## YOUR GOAL
Check each line of the listing for the string "title", count the lines that have it, and answer with that number only.

(Records about charts and figures)
# # # #

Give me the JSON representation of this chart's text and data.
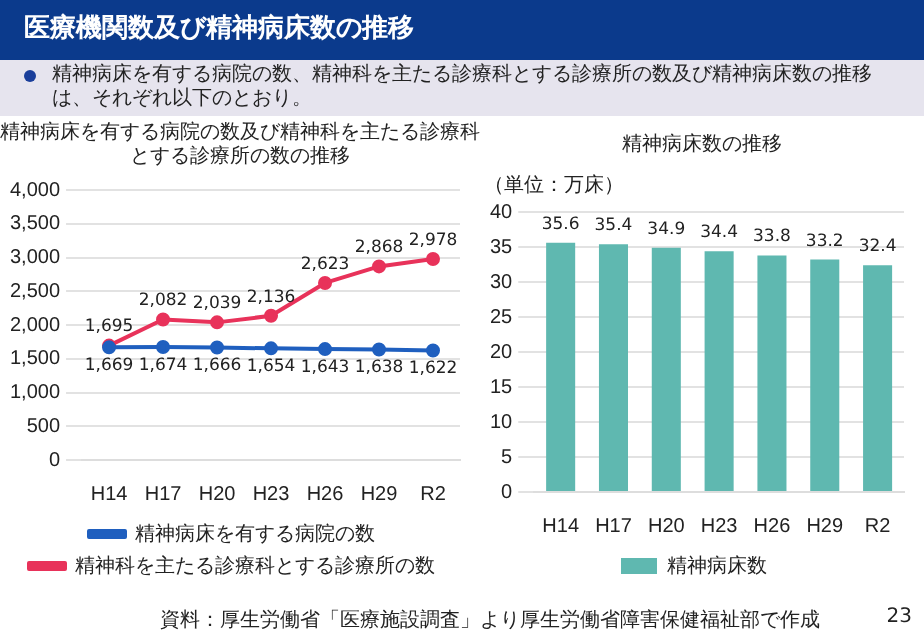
{
  "chart_data": [
    {
      "type": "line",
      "title": "精神病床を有する病院の数及び精神科を主たる診療科とする診療所の数の推移",
      "annotations": [
        "医療機関数及び精神病床数の推移",
        "精神病床を有する病院の数、精神科を主たる診療科とする診療所の数及び精神病床数の推移は、それぞれ以下のとおり。"
      ],
      "categories": [
        "H14",
        "H17",
        "H20",
        "H23",
        "H26",
        "H29",
        "R2"
      ],
      "series": [
        {
          "name": "精神病床を有する病院の数",
          "color": "#1f5fbf",
          "values": [
            1669,
            1674,
            1666,
            1654,
            1643,
            1638,
            1622
          ],
          "value_labels": [
            "1,669",
            "1,674",
            "1,666",
            "1,654",
            "1,643",
            "1,638",
            "1,622"
          ]
        },
        {
          "name": "精神科を主たる診療科とする診療所の数",
          "color": "#e8325a",
          "values": [
            1695,
            2082,
            2039,
            2136,
            2623,
            2868,
            2978
          ],
          "value_labels": [
            "1,695",
            "2,082",
            "2,039",
            "2,136",
            "2,623",
            "2,868",
            "2,978"
          ]
        }
      ],
      "ylim": [
        0,
        4000
      ],
      "yticks": [
        0,
        {
          "value": 500,
          "label": "500"
        },
        {
          "value": 1000,
          "label": "1,000"
        },
        {
          "value": 1500,
          "label": "1,500"
        },
        {
          "value": 2000,
          "label": "2,000"
        },
        {
          "value": 2500,
          "label": "2,500"
        },
        {
          "value": 3000,
          "label": "3,000"
        },
        {
          "value": 3500,
          "label": "3,500"
        },
        {
          "value": 4000,
          "label": "4,000"
        }
      ],
      "grid": "y",
      "legend": "bottom",
      "marker": "circle"
    },
    {
      "type": "bar",
      "title": "精神病床数の推移",
      "ylabel": "（単位：万床）",
      "annotations": [
        "資料：厚生労働省「医療施設調査」より厚生労働省障害保健福祉部で作成",
        "23"
      ],
      "categories": [
        "H14",
        "H17",
        "H20",
        "H23",
        "H26",
        "H29",
        "R2"
      ],
      "series": [
        {
          "name": "精神病床数",
          "color": "#5fb8b0",
          "values": [
            35.6,
            35.4,
            34.9,
            34.4,
            33.8,
            33.2,
            32.4
          ]
        }
      ],
      "ylim": [
        0,
        40
      ],
      "yticks": [
        0,
        5,
        10,
        15,
        20,
        25,
        30,
        35,
        40
      ],
      "grid": "y",
      "legend": "bottom",
      "data_labels": true
    }
  ]
}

# # # #

## EXERCISE OUTPUT
2